Em 31 de dezembro de 1999, os panamenhos saíram às ruas para comemorar a entrega do Canal do Panamá que, desde sua inauguração em 1914, estava em poder dos Estados Unidos. A independência teve um significado de conquista de soberania para este país centro-americano. Aos poucos, naquele pedaço da América surge uma nação moderna, com ares de grande metrópole. A Cidade do Panamá – capital do país – concentra inúmeros arranha-céus, uma rede bancária internacional, lojas sofisticadas, hotéis imponentes, além de um trânsito às vezes nervoso.
Para quem visita o país há muito o que fazer. Os restaurantes típicos são diversos e a noite panamenha é uma das melhores da América Central. Os cassinos atraem a maioria dos visitantes estrangeiros. O Hotel Continental exibe uma das casas de jogos mais completa. E, pelo que o governo vem investindo em turismo com generosos incentivos fiscais, o Panamá não demorará a ser conhecido como um interessante destino para quem gosta de apostar alguns dólares.

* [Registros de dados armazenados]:
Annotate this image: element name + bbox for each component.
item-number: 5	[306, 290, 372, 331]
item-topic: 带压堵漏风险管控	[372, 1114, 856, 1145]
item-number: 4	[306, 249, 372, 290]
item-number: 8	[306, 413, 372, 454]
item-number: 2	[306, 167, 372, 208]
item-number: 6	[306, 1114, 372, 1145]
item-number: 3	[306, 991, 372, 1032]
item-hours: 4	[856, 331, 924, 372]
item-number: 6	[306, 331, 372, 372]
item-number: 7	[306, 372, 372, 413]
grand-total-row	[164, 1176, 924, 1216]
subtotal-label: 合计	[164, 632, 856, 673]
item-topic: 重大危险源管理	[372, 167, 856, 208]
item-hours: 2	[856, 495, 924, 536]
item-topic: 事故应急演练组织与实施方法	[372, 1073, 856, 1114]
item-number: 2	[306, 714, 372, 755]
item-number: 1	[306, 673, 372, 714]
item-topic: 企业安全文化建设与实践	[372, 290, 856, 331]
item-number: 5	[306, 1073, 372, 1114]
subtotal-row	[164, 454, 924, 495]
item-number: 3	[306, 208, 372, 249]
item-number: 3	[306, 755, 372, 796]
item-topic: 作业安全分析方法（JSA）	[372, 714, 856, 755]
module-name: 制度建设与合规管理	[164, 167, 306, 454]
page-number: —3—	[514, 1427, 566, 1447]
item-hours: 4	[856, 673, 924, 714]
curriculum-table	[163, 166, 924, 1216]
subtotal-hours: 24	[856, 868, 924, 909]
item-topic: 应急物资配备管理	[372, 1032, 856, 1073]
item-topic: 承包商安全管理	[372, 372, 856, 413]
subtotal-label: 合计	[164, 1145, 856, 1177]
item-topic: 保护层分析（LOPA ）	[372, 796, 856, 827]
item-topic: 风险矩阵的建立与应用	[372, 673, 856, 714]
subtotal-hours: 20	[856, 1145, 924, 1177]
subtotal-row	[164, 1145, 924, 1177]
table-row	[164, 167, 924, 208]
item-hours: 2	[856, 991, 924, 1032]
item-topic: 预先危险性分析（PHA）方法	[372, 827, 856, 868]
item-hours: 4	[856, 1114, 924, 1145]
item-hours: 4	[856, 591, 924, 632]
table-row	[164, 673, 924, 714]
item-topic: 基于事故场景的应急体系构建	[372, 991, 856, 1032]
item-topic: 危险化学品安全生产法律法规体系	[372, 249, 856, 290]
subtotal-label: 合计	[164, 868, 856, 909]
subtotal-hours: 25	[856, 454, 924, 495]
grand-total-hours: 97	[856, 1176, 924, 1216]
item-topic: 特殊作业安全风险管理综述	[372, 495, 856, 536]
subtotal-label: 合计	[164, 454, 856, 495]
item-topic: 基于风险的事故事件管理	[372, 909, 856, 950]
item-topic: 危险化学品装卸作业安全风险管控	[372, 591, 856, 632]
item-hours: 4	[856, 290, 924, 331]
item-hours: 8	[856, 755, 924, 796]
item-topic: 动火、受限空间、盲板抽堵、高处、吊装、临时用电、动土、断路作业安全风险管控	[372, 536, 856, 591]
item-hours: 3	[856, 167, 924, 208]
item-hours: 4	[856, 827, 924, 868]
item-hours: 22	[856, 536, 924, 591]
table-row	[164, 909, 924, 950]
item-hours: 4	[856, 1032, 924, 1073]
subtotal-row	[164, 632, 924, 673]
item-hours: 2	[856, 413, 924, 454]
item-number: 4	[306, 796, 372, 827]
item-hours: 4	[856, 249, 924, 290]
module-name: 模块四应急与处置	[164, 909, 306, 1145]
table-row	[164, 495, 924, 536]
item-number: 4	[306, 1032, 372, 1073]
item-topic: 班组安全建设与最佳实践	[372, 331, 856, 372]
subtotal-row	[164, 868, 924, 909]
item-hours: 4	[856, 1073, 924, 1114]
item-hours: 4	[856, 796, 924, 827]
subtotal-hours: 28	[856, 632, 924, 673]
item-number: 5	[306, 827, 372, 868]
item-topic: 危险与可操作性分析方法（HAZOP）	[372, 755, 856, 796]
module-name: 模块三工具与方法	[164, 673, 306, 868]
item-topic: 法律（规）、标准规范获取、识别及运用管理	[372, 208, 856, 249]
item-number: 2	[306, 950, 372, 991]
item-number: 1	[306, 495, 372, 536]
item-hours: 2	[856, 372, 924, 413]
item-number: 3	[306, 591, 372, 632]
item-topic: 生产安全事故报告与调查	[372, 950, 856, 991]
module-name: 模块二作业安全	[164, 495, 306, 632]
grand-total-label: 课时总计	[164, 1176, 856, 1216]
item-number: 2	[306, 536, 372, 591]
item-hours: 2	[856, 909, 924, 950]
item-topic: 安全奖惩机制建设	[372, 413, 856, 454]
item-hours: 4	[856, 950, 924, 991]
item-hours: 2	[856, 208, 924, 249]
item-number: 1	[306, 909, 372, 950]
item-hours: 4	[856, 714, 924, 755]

* [Tarefa 1]: Segundo o texto sobre o Panamá, por que o país não demorará a ser conhecido como um interessante destino para quem gosta de apostar alguns dólares?
* [Tarefa 2]: Dê continuidade ao texto sobre o Panamá, começando logo após a última frase apresentada.

* [Resposta escrita 1]: Porque o governo vem investindo em turismo com generosos incentivos fiscais.

* [Resposta escrita 2]:
A influência americana está em todas as partes – nas ruas –, na infra-estrutura, no estilo de vida das classes mais favorecidas. O espanhol sempre foi a língua oficial, mas a grande maioria dos panamenhos entende inglês. Além disso, o dólar tem livre circulação no país. A moeda nacional – o balboa – continua restrita aos centavos. Por isso, não se assuste. Todos os preços são cotadas na moeda norte-americana
Paraíso de compras e centro financeiro, a Cidade do Panamá está cercada por belas praias e áreas para a prática de ecoturismo e esportes radicais. A modernização e crescimento do país abre espaço para instalação de grandes redes hoteleiras e existem opções para todos os gostos. Uma das atraentes é o Gamboa Rainforest Resort, localizado às margens do Rio Chagres, a quase duas horas da capital. O hotel oferece caminhadas ecoturísticas, passeios de teleféricos, programas de pesca e tour aquático. Há ainda uma biblioteca recheada de livros sobre a fauna e flora do país. Os hóspedes podem ficar nas dependências do hotel ou em uma vila de casas que forma ocupadas pelos americanos na época da construção do canal. Outra opção interessante é o Meliá Panamá Canal, situado em uma antiga escola militar dos tempos do ditador Manuel Antonio Noriega.